◆ **TASK MATERIAL**:

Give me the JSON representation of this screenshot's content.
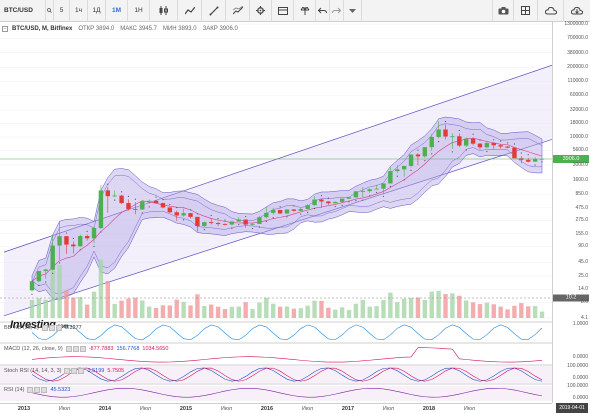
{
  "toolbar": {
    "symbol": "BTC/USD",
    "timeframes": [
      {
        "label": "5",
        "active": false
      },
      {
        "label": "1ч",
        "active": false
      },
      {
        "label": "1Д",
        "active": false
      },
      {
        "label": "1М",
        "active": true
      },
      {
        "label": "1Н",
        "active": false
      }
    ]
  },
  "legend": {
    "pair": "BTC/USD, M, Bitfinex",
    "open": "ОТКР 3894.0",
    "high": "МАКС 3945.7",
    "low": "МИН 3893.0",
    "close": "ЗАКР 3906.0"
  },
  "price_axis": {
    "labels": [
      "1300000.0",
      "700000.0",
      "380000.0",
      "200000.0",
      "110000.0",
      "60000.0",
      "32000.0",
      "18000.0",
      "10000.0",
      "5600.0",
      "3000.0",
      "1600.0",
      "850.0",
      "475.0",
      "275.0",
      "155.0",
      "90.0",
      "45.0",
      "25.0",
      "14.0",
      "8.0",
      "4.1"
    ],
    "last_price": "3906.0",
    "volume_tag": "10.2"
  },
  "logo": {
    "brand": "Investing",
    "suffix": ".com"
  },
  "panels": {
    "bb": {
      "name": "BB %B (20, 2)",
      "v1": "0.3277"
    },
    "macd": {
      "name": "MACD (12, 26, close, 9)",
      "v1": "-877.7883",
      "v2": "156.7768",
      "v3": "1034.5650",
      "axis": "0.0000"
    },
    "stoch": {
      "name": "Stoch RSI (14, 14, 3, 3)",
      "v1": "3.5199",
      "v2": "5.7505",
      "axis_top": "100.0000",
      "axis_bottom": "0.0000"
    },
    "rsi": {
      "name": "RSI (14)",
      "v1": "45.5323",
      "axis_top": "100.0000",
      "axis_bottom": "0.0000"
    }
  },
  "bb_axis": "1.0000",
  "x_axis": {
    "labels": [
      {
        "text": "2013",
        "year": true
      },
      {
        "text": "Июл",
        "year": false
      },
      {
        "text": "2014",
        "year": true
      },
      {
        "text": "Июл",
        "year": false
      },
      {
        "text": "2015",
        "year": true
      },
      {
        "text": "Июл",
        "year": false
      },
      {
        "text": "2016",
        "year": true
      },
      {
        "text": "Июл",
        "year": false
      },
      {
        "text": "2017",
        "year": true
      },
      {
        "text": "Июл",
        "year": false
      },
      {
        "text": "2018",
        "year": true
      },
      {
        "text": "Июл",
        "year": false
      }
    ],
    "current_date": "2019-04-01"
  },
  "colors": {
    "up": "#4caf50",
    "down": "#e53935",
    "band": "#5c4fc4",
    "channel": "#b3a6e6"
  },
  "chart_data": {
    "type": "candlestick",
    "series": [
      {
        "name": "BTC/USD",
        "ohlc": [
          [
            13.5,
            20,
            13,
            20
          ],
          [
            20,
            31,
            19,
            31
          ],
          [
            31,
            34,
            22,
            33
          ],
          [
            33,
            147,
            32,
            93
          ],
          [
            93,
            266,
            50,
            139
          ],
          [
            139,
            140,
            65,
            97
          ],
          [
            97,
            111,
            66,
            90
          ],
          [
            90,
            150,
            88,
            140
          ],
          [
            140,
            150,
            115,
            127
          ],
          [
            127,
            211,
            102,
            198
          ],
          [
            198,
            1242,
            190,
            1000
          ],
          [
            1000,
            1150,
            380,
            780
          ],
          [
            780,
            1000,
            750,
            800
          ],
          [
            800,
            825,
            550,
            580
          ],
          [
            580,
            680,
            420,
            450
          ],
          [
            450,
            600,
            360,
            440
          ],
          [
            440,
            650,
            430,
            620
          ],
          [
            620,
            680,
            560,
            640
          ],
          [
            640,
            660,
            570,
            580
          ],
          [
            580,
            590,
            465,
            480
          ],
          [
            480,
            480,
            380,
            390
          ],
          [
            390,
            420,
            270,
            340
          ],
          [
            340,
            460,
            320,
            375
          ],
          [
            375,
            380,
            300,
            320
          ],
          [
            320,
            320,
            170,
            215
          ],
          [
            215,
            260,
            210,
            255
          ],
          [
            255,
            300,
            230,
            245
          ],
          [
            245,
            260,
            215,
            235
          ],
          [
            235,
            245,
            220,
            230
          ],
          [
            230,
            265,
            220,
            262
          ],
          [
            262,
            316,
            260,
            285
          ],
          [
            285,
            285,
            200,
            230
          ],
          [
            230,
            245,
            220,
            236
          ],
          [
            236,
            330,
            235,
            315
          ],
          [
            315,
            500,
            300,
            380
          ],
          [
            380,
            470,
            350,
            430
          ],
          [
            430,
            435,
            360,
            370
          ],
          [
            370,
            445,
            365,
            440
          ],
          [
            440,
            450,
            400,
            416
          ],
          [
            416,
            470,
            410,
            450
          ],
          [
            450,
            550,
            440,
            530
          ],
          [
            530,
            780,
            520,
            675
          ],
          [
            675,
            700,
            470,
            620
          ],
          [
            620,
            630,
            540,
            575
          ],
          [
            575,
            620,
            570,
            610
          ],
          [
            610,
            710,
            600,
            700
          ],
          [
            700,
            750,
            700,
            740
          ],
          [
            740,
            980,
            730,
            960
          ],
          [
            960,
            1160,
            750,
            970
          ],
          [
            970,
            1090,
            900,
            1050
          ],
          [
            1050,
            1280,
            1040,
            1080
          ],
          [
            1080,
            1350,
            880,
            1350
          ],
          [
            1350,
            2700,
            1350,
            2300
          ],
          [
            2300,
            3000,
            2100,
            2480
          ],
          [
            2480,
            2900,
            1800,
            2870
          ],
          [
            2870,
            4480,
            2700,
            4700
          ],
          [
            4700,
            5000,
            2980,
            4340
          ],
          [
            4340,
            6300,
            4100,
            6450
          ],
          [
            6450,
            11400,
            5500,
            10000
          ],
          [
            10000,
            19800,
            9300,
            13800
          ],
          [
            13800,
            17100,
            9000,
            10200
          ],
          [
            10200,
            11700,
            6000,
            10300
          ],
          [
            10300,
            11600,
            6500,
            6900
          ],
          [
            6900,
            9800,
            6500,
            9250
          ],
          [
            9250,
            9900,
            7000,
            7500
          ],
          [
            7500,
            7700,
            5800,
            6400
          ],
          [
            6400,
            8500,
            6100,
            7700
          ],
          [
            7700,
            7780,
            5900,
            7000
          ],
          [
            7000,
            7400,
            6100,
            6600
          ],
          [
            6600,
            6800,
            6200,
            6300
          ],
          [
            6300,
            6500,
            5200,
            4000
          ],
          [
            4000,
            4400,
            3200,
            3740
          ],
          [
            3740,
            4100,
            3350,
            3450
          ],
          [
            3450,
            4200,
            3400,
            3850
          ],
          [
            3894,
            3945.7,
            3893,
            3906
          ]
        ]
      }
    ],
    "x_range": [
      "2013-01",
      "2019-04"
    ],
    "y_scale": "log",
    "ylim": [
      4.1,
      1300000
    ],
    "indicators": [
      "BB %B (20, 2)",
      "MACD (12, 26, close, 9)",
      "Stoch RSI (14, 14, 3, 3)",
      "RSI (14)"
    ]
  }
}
---
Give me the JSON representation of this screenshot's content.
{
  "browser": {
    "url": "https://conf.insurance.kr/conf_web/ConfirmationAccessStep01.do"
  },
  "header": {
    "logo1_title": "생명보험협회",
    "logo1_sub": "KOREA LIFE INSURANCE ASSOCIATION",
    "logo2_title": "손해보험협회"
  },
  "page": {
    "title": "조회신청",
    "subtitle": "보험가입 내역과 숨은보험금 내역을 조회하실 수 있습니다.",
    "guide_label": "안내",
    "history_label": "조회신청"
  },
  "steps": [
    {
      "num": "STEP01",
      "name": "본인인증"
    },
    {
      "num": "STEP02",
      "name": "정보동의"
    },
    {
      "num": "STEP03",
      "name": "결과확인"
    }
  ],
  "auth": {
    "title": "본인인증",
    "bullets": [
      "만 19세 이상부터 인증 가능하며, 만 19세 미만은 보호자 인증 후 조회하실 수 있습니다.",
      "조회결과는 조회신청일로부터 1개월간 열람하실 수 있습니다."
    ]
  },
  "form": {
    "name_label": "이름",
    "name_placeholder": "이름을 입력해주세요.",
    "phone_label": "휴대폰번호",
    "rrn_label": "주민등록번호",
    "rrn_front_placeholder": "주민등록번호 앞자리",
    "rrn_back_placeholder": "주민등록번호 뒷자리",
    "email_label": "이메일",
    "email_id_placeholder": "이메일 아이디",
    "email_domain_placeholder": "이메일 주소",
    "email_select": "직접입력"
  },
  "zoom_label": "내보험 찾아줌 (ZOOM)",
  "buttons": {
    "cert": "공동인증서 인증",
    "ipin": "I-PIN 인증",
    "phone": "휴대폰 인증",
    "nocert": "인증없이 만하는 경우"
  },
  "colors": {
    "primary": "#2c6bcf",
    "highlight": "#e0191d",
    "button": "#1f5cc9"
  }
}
==
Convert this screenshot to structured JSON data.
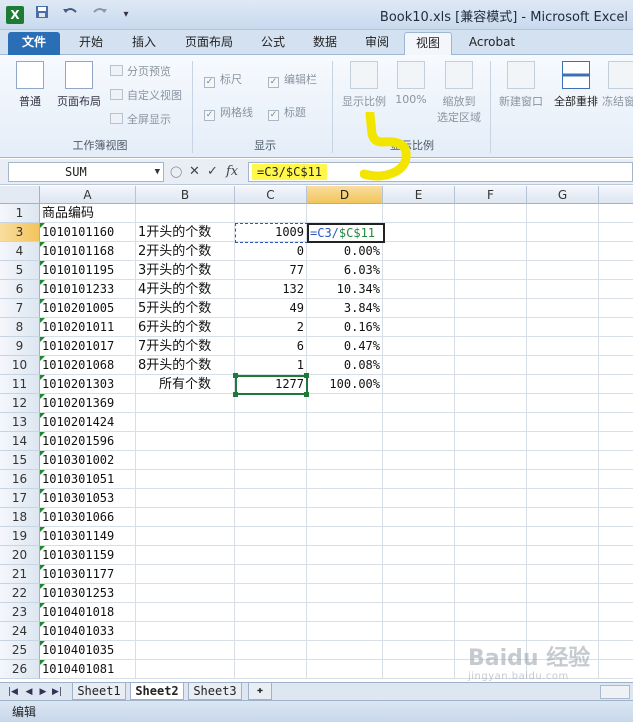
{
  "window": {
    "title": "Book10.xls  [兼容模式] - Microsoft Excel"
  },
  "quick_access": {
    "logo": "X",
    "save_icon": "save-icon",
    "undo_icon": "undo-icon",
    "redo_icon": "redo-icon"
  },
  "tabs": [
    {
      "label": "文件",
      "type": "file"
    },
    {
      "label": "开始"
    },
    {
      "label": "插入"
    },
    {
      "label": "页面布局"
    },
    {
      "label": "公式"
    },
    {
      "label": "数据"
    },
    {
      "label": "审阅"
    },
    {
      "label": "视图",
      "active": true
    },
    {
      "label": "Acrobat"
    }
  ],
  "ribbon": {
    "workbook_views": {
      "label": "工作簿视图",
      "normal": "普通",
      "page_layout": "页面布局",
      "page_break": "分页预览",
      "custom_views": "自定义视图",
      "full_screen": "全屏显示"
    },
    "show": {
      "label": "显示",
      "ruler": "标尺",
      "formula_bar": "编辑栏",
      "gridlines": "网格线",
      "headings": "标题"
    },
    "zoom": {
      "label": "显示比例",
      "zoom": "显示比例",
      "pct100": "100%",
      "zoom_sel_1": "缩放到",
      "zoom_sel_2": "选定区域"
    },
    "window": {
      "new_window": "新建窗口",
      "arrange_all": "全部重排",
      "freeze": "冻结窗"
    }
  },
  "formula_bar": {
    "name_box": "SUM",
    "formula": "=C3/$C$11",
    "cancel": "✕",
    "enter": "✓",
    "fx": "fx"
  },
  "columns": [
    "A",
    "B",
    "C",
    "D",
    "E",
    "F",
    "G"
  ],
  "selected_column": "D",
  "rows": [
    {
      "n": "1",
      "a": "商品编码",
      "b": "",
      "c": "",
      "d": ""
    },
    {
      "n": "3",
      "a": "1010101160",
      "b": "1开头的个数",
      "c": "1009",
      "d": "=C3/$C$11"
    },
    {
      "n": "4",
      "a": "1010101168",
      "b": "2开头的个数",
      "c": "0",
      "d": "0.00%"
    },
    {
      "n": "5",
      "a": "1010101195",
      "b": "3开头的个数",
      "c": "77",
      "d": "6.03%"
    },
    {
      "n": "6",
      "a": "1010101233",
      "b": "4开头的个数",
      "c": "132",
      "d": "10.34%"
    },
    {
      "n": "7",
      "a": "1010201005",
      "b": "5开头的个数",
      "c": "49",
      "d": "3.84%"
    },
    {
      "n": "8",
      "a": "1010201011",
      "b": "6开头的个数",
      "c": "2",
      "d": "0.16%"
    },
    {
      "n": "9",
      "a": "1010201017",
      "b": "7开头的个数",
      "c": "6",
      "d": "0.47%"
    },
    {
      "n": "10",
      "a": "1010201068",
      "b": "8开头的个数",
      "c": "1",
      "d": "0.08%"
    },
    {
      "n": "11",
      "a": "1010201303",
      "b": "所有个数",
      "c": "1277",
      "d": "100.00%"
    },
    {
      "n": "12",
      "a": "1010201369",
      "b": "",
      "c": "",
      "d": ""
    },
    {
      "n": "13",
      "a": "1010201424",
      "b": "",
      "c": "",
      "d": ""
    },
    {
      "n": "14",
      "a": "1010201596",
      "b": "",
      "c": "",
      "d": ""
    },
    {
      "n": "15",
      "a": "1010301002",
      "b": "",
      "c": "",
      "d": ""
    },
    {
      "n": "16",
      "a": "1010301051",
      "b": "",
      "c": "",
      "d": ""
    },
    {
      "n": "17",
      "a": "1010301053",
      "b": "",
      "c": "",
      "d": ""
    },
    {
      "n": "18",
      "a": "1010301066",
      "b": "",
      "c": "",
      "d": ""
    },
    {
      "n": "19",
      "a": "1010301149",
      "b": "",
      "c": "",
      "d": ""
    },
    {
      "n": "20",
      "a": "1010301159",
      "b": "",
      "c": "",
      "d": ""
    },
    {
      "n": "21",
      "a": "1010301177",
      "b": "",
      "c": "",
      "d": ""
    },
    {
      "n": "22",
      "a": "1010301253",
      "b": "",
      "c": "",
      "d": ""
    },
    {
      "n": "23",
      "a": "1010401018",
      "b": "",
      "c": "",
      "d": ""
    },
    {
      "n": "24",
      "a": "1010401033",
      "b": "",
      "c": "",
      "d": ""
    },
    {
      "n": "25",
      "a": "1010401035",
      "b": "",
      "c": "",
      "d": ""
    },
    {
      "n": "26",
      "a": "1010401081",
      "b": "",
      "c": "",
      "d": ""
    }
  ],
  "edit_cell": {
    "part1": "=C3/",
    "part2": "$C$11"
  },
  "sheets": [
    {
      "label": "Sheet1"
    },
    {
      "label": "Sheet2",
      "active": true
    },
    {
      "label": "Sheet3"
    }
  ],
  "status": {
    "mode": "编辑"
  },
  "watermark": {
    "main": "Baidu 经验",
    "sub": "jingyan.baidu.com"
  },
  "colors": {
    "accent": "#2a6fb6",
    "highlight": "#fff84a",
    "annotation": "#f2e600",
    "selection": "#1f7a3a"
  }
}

◆ **EXERCISE OBJECTIVE**:
Determine how many lines of this listing contain "조회하실", and give only the number.

◆ **FINISHED EXERCISE**:
2